## GOAL
Search the data for the string "handle" and gather each line it is in.

## GIVEN DATA

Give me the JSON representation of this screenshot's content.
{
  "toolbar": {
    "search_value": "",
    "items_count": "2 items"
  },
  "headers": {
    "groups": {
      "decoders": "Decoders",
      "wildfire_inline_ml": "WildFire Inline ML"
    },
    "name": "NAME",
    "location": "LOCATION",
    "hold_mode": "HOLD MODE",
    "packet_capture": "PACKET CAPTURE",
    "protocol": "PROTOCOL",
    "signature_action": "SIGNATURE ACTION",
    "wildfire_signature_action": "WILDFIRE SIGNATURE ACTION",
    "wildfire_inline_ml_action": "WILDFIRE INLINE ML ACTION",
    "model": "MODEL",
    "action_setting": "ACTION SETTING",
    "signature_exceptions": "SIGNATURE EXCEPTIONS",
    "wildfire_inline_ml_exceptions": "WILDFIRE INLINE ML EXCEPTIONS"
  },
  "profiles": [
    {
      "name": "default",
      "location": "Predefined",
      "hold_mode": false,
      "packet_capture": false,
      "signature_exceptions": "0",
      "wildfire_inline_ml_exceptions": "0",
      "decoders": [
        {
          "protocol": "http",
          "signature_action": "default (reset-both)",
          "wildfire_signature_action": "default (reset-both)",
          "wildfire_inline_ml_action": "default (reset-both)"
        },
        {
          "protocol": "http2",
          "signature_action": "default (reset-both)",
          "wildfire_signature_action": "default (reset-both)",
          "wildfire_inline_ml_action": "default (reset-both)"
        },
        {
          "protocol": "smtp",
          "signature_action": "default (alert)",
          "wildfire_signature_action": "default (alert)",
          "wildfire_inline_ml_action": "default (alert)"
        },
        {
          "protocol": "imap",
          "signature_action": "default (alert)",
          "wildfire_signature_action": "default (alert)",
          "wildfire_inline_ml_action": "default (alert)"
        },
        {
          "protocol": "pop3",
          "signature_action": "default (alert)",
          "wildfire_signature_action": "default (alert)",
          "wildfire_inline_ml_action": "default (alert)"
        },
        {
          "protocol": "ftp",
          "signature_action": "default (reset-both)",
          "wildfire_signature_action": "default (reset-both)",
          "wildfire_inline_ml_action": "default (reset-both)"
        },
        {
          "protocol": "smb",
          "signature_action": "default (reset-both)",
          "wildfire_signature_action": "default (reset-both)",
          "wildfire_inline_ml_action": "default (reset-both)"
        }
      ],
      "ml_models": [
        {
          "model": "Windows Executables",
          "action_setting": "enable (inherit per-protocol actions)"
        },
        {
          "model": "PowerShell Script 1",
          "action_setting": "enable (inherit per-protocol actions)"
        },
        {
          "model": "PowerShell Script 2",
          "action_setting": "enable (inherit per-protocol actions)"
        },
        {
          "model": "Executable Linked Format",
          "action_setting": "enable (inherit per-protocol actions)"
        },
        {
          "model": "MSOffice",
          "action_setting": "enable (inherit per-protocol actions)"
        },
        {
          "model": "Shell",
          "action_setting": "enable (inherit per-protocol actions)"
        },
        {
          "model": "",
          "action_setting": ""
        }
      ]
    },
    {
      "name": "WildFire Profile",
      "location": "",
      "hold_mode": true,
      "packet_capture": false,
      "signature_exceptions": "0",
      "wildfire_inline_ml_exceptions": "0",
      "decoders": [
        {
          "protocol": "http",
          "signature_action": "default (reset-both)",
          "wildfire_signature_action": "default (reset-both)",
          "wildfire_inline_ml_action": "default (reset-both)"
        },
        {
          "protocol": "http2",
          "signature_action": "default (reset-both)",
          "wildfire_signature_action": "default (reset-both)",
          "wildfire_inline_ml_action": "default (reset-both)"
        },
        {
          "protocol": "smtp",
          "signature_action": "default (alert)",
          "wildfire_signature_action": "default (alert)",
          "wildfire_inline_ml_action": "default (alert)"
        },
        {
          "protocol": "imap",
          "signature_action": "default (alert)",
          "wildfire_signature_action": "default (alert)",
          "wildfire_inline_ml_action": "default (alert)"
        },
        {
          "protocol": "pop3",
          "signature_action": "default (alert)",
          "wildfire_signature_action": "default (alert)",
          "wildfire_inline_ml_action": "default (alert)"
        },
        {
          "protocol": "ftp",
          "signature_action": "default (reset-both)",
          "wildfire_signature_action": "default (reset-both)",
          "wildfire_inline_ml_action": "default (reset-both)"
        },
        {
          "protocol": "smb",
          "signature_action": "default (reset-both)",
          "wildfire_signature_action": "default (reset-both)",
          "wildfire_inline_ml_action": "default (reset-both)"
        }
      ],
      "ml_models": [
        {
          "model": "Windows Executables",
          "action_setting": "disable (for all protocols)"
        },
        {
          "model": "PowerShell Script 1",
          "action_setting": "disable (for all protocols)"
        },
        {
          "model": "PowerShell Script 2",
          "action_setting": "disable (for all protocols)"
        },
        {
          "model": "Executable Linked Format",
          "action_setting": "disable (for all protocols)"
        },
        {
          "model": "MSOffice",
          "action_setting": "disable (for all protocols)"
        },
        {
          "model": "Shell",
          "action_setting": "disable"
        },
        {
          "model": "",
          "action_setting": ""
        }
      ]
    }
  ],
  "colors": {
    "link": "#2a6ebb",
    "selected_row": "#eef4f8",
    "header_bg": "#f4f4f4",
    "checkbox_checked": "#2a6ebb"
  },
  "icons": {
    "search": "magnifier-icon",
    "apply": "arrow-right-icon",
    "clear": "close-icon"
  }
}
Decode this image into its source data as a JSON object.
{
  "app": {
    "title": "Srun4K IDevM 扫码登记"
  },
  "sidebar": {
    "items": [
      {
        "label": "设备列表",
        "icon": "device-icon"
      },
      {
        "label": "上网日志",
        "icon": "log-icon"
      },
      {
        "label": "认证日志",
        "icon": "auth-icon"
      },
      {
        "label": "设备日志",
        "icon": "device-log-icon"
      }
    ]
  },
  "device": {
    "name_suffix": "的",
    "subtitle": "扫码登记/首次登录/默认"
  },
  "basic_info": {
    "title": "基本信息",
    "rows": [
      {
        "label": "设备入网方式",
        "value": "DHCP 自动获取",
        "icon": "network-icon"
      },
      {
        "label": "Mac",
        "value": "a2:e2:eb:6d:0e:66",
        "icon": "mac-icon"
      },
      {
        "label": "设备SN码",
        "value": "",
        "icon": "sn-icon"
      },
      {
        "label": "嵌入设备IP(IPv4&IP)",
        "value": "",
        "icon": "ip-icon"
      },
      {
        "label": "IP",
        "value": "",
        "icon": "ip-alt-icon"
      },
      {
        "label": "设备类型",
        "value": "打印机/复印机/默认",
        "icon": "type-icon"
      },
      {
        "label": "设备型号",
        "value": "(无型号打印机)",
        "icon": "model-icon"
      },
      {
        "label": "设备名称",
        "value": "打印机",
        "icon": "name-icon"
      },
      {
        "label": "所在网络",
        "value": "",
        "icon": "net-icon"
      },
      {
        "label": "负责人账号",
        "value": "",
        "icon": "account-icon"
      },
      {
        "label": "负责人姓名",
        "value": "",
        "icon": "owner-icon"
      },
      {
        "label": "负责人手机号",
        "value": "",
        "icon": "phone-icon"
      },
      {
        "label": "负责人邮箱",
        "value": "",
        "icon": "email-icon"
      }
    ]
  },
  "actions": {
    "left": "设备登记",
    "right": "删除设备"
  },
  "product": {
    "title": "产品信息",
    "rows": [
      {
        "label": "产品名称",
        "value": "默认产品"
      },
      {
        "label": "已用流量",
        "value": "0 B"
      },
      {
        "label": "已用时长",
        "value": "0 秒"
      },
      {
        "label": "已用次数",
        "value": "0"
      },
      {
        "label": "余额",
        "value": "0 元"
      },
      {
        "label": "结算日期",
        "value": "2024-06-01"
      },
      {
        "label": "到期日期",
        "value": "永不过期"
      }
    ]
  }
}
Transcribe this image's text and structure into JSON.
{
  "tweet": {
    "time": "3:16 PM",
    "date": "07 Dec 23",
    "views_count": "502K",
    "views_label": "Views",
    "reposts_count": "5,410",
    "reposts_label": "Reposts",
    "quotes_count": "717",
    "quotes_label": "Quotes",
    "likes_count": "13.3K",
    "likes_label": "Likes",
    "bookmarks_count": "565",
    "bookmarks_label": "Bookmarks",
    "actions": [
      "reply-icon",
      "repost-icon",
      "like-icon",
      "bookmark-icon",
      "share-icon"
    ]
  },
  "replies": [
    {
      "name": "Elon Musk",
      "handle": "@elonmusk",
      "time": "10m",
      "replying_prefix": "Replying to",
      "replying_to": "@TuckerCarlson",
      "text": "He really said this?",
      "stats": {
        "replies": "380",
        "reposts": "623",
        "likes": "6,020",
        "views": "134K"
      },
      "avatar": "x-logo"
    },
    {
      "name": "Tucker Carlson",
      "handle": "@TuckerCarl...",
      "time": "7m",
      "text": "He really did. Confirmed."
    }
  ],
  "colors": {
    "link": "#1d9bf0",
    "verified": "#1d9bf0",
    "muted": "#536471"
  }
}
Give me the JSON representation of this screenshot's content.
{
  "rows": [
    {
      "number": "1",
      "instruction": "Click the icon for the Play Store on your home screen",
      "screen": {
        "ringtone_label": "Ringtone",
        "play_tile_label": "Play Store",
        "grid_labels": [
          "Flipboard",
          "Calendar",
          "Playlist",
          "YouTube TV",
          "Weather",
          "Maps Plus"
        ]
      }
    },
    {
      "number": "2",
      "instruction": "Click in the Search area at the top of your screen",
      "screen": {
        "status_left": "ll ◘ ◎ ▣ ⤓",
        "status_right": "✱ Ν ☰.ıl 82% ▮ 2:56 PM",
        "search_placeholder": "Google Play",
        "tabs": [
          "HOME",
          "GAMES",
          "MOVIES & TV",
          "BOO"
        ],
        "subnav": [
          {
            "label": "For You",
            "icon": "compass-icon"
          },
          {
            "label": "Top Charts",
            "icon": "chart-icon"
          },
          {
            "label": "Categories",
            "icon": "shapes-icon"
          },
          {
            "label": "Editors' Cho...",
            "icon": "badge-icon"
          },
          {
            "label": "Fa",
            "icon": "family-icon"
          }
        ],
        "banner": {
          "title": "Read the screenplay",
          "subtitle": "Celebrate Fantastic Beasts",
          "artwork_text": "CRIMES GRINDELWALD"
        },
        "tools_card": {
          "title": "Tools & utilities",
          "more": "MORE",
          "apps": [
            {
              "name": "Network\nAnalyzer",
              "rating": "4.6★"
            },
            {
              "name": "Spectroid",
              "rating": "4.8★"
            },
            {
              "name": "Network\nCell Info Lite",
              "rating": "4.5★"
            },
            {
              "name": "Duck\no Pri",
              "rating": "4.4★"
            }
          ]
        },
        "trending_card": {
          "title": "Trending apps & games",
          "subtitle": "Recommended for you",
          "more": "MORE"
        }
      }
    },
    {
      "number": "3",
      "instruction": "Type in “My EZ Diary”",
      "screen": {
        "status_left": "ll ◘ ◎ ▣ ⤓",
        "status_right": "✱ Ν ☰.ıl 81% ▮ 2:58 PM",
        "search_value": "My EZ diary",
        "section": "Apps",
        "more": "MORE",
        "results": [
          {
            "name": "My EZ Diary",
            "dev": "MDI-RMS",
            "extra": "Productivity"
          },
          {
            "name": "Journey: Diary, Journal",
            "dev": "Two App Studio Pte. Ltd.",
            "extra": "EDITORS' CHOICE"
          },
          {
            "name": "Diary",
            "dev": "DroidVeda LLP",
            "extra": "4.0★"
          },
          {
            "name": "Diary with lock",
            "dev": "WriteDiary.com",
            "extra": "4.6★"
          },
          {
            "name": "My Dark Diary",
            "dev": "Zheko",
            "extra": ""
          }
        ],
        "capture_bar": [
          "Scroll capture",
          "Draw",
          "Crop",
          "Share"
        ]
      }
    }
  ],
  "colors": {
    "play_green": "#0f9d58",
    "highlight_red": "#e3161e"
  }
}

## RESULT FOR THIS TASK
      "handle": "@elonmusk",
      "handle": "@TuckerCarl...",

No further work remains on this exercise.